Short task ▸ Show every line below where "무상반품" can be found.

═════ Source records ═════

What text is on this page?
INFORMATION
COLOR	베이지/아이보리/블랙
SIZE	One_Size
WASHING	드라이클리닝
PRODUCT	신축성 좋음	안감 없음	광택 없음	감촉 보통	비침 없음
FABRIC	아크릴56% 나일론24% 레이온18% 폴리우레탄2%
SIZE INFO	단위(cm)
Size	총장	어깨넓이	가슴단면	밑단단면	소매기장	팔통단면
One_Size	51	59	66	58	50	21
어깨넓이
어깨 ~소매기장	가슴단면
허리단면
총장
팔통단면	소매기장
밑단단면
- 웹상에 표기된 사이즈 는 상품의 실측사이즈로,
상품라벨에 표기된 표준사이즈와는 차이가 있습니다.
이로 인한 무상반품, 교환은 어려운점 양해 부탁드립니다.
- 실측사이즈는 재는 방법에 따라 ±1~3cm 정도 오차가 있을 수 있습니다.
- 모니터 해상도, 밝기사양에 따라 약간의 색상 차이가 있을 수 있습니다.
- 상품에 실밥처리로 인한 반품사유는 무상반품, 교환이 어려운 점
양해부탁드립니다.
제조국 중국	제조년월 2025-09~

═════

Exercise result ▸
이로 인한 무상반품, 교환은 어려운점 양해 부탁드립니다.
- 상품에 실밥처리로 인한 반품사유는 무상반품, 교환이 어려운 점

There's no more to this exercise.